--- Given exercise ---
Copy all the entries word for word, but omit the pictures.

--- Exercise materials ---
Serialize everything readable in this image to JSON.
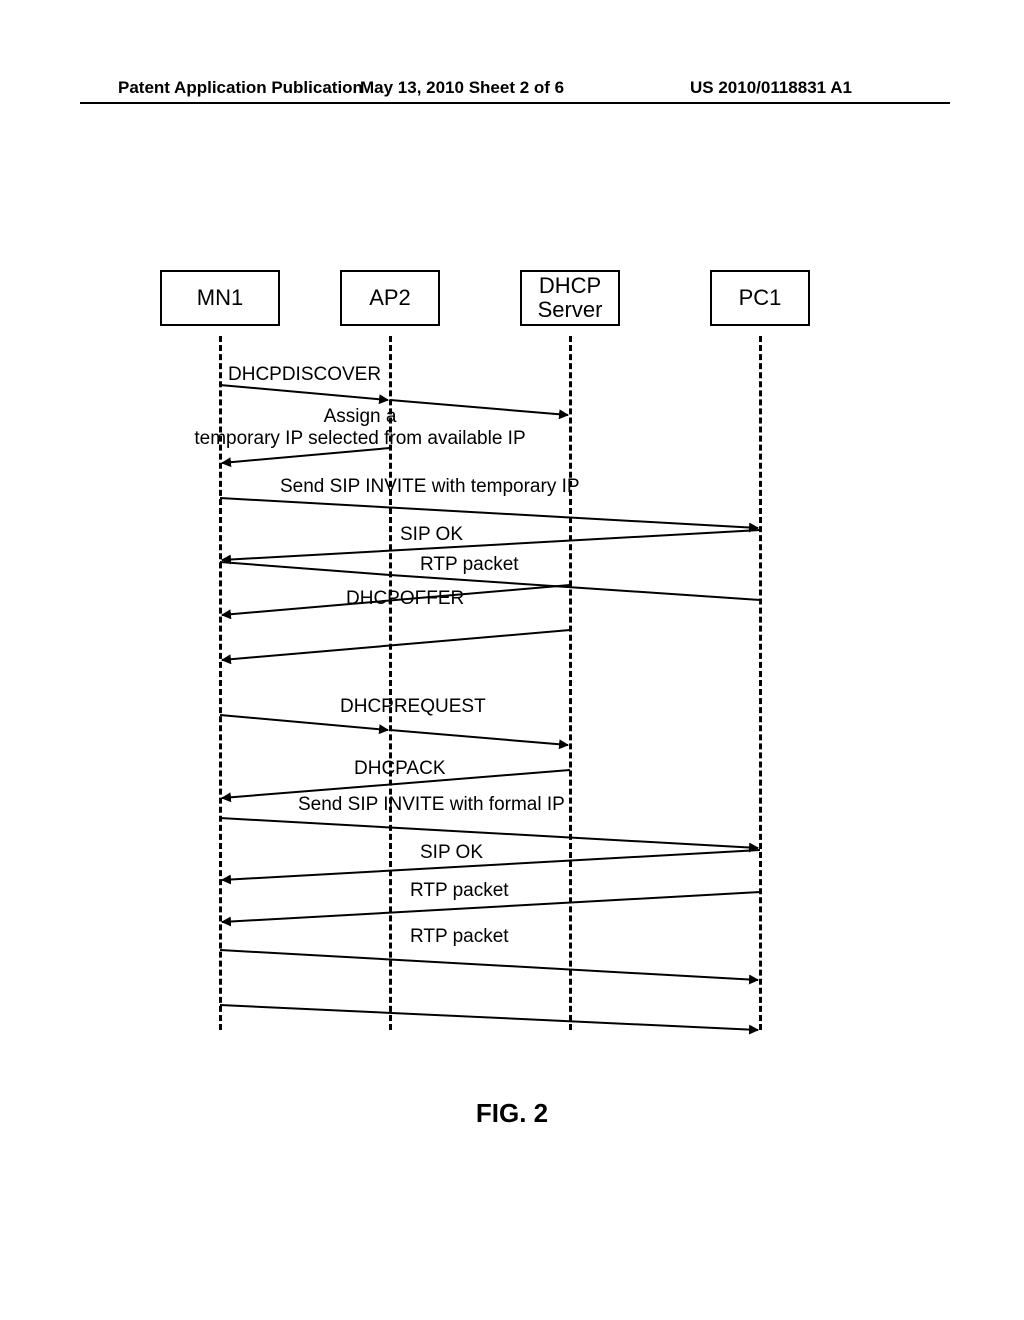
{
  "header": {
    "left": "Patent Application Publication",
    "center": "May 13, 2010  Sheet 2 of 6",
    "right": "US 2010/0118831 A1"
  },
  "actors": {
    "mn1": "MN1",
    "ap2": "AP2",
    "dhcp": "DHCP\nServer",
    "pc1": "PC1"
  },
  "messages": {
    "m1": "DHCPDISCOVER",
    "m2": "Assign a\ntemporary IP selected from available IP",
    "m3": "Send SIP INVITE with temporary IP",
    "m4": "SIP OK",
    "m5": "RTP packet",
    "m6": "DHCPOFFER",
    "m7": "DHCPREQUEST",
    "m8": "DHCPACK",
    "m9": "Send SIP INVITE with formal IP",
    "m10": "SIP OK",
    "m11": "RTP packet",
    "m12": "RTP packet"
  },
  "caption": "FIG. 2"
}
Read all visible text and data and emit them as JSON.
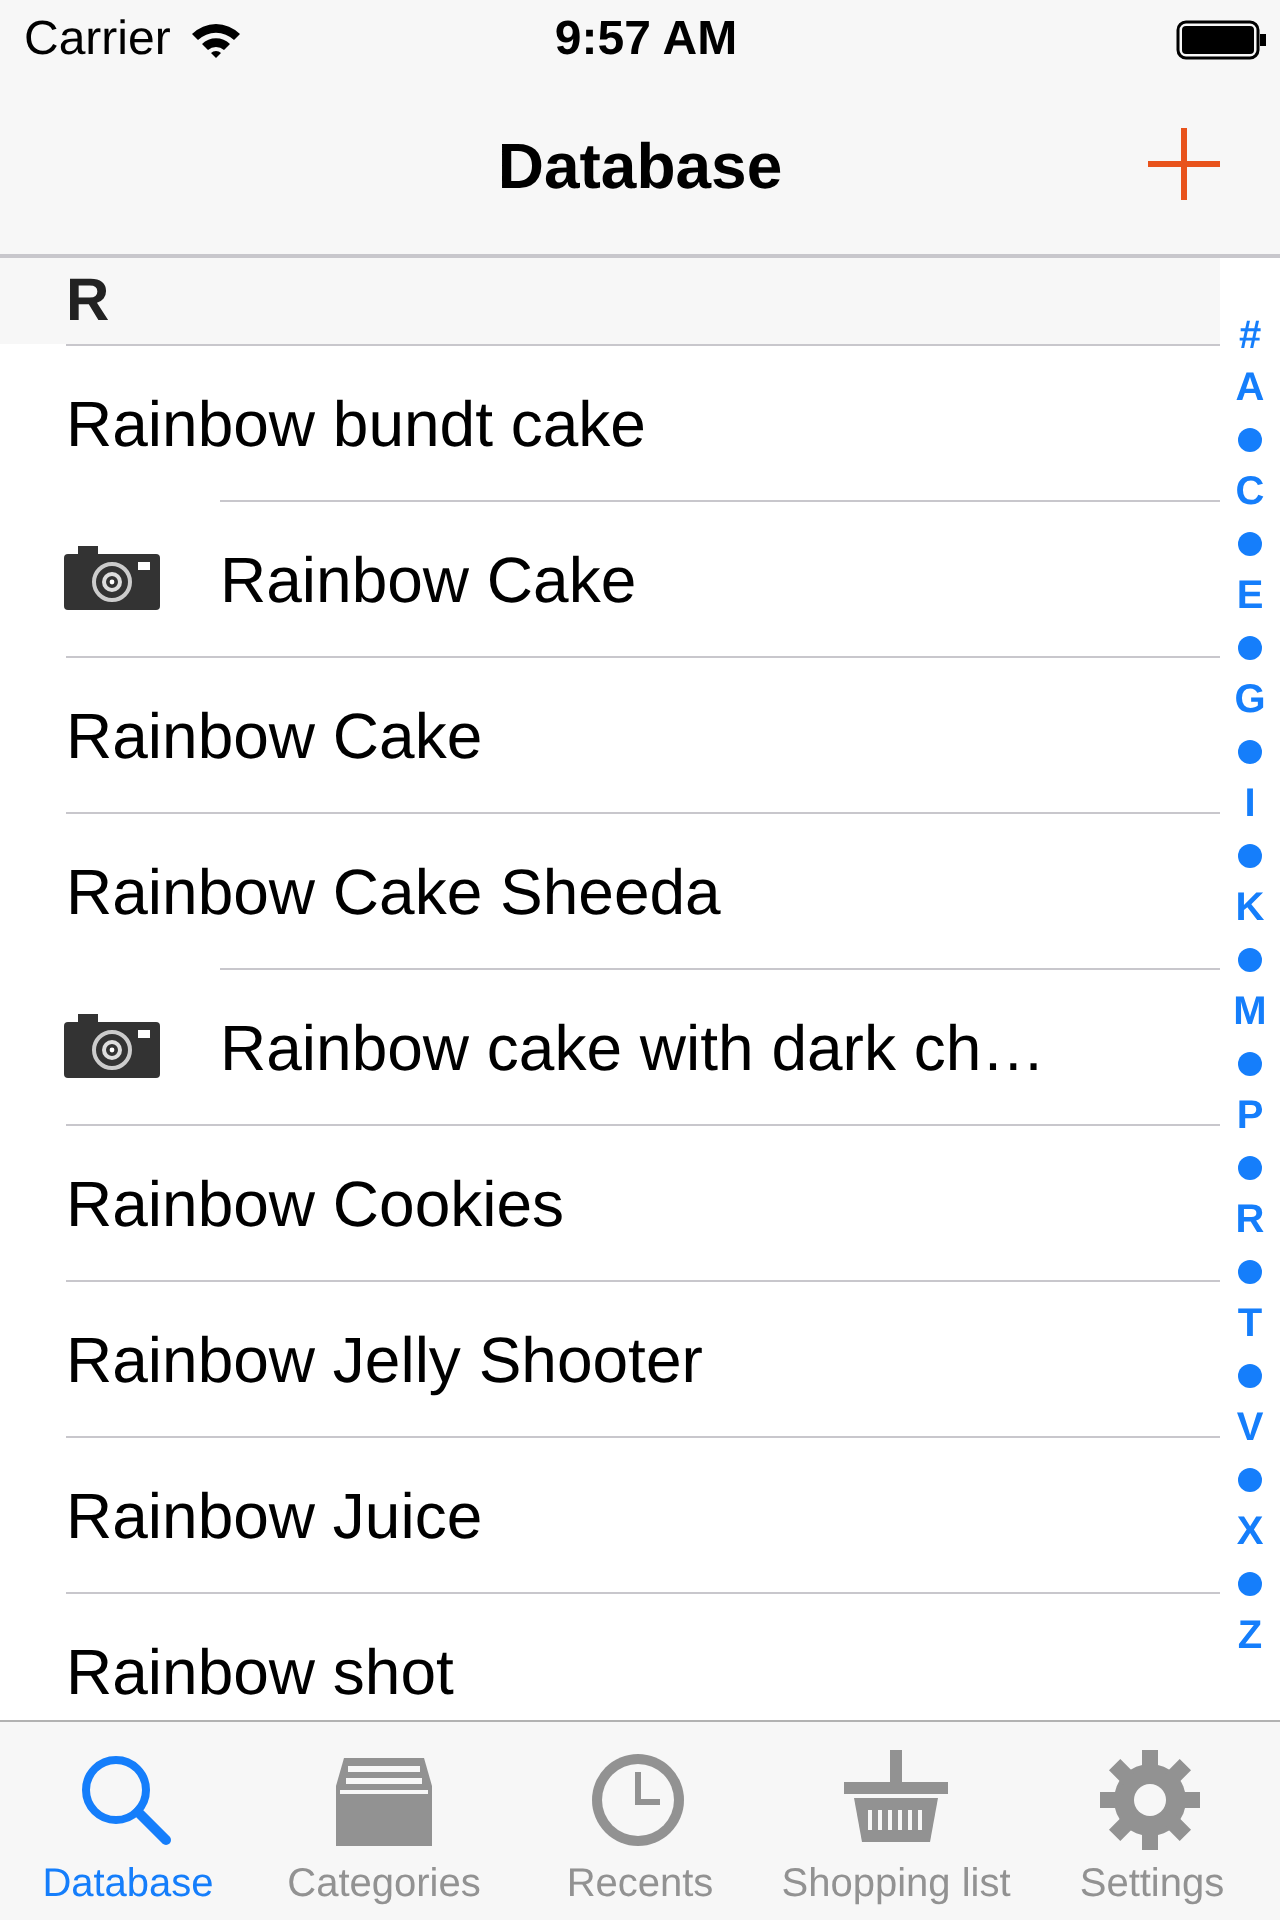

--- Solution to the problem ---
Serialize everything readable in this image to JSON.
{
  "header": {
    "left": "Patent Application Publication",
    "center": "May 13, 2010  Sheet 2 of 6",
    "right": "US 2010/0118831 A1"
  },
  "actors": {
    "mn1": "MN1",
    "ap2": "AP2",
    "dhcp": "DHCP\nServer",
    "pc1": "PC1"
  },
  "messages": {
    "m1": "DHCPDISCOVER",
    "m2": "Assign a\ntemporary IP selected from available IP",
    "m3": "Send SIP INVITE with temporary IP",
    "m4": "SIP OK",
    "m5": "RTP packet",
    "m6": "DHCPOFFER",
    "m7": "DHCPREQUEST",
    "m8": "DHCPACK",
    "m9": "Send SIP INVITE with formal IP",
    "m10": "SIP OK",
    "m11": "RTP packet",
    "m12": "RTP packet"
  },
  "caption": "FIG. 2"
}
Read all visible text and data and emit them as JSON.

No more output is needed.